◆ Written problem
Would it be possible to write out each entry below exactly, without the pictures?

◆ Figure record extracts
---

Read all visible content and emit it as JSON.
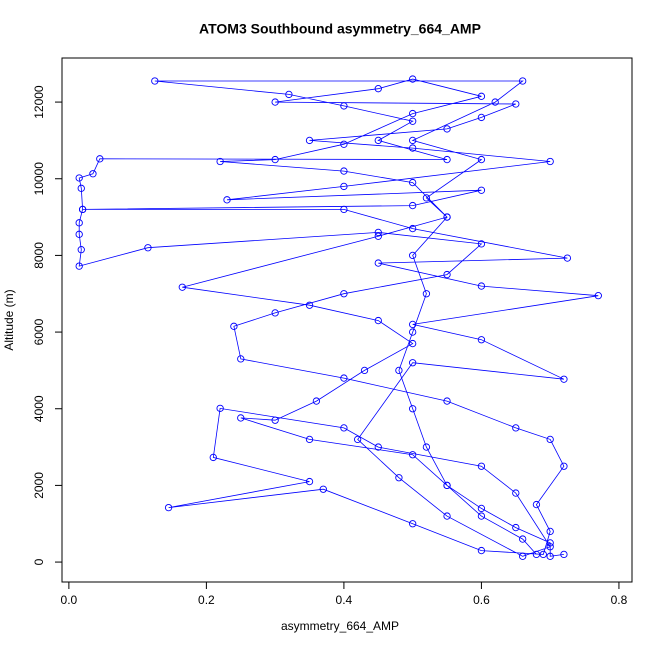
{
  "chart_data": {
    "type": "line",
    "title": "ATOM3 Southbound asymmetry_664_AMP",
    "x_label": "asymmetry_664_AMP",
    "y_label": "Altitude (m)",
    "color": "#0000ff",
    "markers": "open-circle",
    "x": [
      0.68,
      0.66,
      0.6,
      0.55,
      0.52,
      0.5,
      0.48,
      0.5,
      0.52,
      0.5,
      0.55,
      0.52,
      0.6,
      0.5,
      0.62,
      0.66,
      0.125,
      0.32,
      0.4,
      0.5,
      0.45,
      0.55,
      0.045,
      0.035,
      0.015,
      0.018,
      0.02,
      0.015,
      0.015,
      0.018,
      0.015,
      0.115,
      0.45,
      0.6,
      0.55,
      0.4,
      0.3,
      0.24,
      0.25,
      0.4,
      0.55,
      0.65,
      0.7,
      0.72,
      0.68,
      0.7,
      0.69,
      0.6,
      0.5,
      0.37,
      0.145,
      0.35,
      0.21,
      0.22,
      0.4,
      0.45,
      0.6,
      0.65,
      0.7,
      0.66,
      0.55,
      0.48,
      0.42,
      0.5,
      0.72,
      0.6,
      0.5,
      0.77,
      0.6,
      0.45,
      0.725,
      0.5,
      0.4,
      0.02,
      0.5,
      0.6,
      0.23,
      0.4,
      0.7,
      0.5,
      0.35,
      0.55,
      0.6,
      0.65,
      0.3,
      0.45,
      0.5,
      0.6,
      0.5,
      0.4,
      0.3,
      0.22,
      0.4,
      0.5,
      0.55,
      0.45,
      0.165,
      0.35,
      0.45,
      0.5,
      0.43,
      0.36,
      0.3,
      0.25,
      0.35,
      0.5,
      0.55,
      0.6,
      0.65,
      0.7,
      0.7,
      0.72
    ],
    "values": [
      200,
      600,
      1200,
      2000,
      3000,
      4000,
      5000,
      6000,
      7000,
      8000,
      9000,
      9500,
      10500,
      11000,
      12000,
      12550,
      12550,
      12200,
      11900,
      11500,
      11000,
      10500,
      10520,
      10130,
      10020,
      9750,
      9200,
      8850,
      8550,
      8150,
      7720,
      8200,
      8600,
      8300,
      7500,
      7000,
      6500,
      6150,
      5300,
      4800,
      4200,
      3500,
      3200,
      2500,
      1500,
      800,
      200,
      300,
      1000,
      1900,
      1420,
      2100,
      2730,
      4010,
      3500,
      3000,
      2500,
      1800,
      400,
      150,
      1200,
      2200,
      3200,
      5200,
      4770,
      5800,
      6200,
      6950,
      7200,
      7800,
      7930,
      8700,
      9200,
      9200,
      9300,
      9700,
      9450,
      9800,
      10450,
      10800,
      11000,
      11300,
      11600,
      11950,
      12000,
      12350,
      12600,
      12150,
      11700,
      10900,
      10500,
      10450,
      10200,
      9900,
      9000,
      8500,
      7170,
      6700,
      6300,
      5700,
      5000,
      4200,
      3700,
      3760,
      3200,
      2800,
      2000,
      1400,
      900,
      500,
      150,
      200
    ],
    "xlim": [
      -0.01,
      0.819
    ],
    "ylim": [
      -520,
      13150
    ],
    "xticks": [
      {
        "value": 0,
        "label": "0.0"
      },
      0.2,
      0.4,
      0.6,
      0.8
    ],
    "yticks": [
      0,
      2000,
      4000,
      6000,
      8000,
      10000,
      12000
    ]
  }
}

---

◆ Written solution
Read all visible content and emit it as JSON.
{
  "chart_data": {
    "type": "line",
    "title": "ATOM3 Southbound asymmetry_664_AMP",
    "x_label": "asymmetry_664_AMP",
    "y_label": "Altitude (m)",
    "color": "#0000ff",
    "markers": "open-circle",
    "x": [
      0.68,
      0.66,
      0.6,
      0.55,
      0.52,
      0.5,
      0.48,
      0.5,
      0.52,
      0.5,
      0.55,
      0.52,
      0.6,
      0.5,
      0.62,
      0.66,
      0.125,
      0.32,
      0.4,
      0.5,
      0.45,
      0.55,
      0.045,
      0.035,
      0.015,
      0.018,
      0.02,
      0.015,
      0.015,
      0.018,
      0.015,
      0.115,
      0.45,
      0.6,
      0.55,
      0.4,
      0.3,
      0.24,
      0.25,
      0.4,
      0.55,
      0.65,
      0.7,
      0.72,
      0.68,
      0.7,
      0.69,
      0.6,
      0.5,
      0.37,
      0.145,
      0.35,
      0.21,
      0.22,
      0.4,
      0.45,
      0.6,
      0.65,
      0.7,
      0.66,
      0.55,
      0.48,
      0.42,
      0.5,
      0.72,
      0.6,
      0.5,
      0.77,
      0.6,
      0.45,
      0.725,
      0.5,
      0.4,
      0.02,
      0.5,
      0.6,
      0.23,
      0.4,
      0.7,
      0.5,
      0.35,
      0.55,
      0.6,
      0.65,
      0.3,
      0.45,
      0.5,
      0.6,
      0.5,
      0.4,
      0.3,
      0.22,
      0.4,
      0.5,
      0.55,
      0.45,
      0.165,
      0.35,
      0.45,
      0.5,
      0.43,
      0.36,
      0.3,
      0.25,
      0.35,
      0.5,
      0.55,
      0.6,
      0.65,
      0.7,
      0.7,
      0.72
    ],
    "values": [
      200,
      600,
      1200,
      2000,
      3000,
      4000,
      5000,
      6000,
      7000,
      8000,
      9000,
      9500,
      10500,
      11000,
      12000,
      12550,
      12550,
      12200,
      11900,
      11500,
      11000,
      10500,
      10520,
      10130,
      10020,
      9750,
      9200,
      8850,
      8550,
      8150,
      7720,
      8200,
      8600,
      8300,
      7500,
      7000,
      6500,
      6150,
      5300,
      4800,
      4200,
      3500,
      3200,
      2500,
      1500,
      800,
      200,
      300,
      1000,
      1900,
      1420,
      2100,
      2730,
      4010,
      3500,
      3000,
      2500,
      1800,
      400,
      150,
      1200,
      2200,
      3200,
      5200,
      4770,
      5800,
      6200,
      6950,
      7200,
      7800,
      7930,
      8700,
      9200,
      9200,
      9300,
      9700,
      9450,
      9800,
      10450,
      10800,
      11000,
      11300,
      11600,
      11950,
      12000,
      12350,
      12600,
      12150,
      11700,
      10900,
      10500,
      10450,
      10200,
      9900,
      9000,
      8500,
      7170,
      6700,
      6300,
      5700,
      5000,
      4200,
      3700,
      3760,
      3200,
      2800,
      2000,
      1400,
      900,
      500,
      150,
      200
    ],
    "xlim": [
      -0.01,
      0.819
    ],
    "ylim": [
      -520,
      13150
    ],
    "xticks": [
      {
        "value": 0,
        "label": "0.0"
      },
      0.2,
      0.4,
      0.6,
      0.8
    ],
    "yticks": [
      0,
      2000,
      4000,
      6000,
      8000,
      10000,
      12000
    ]
  }
}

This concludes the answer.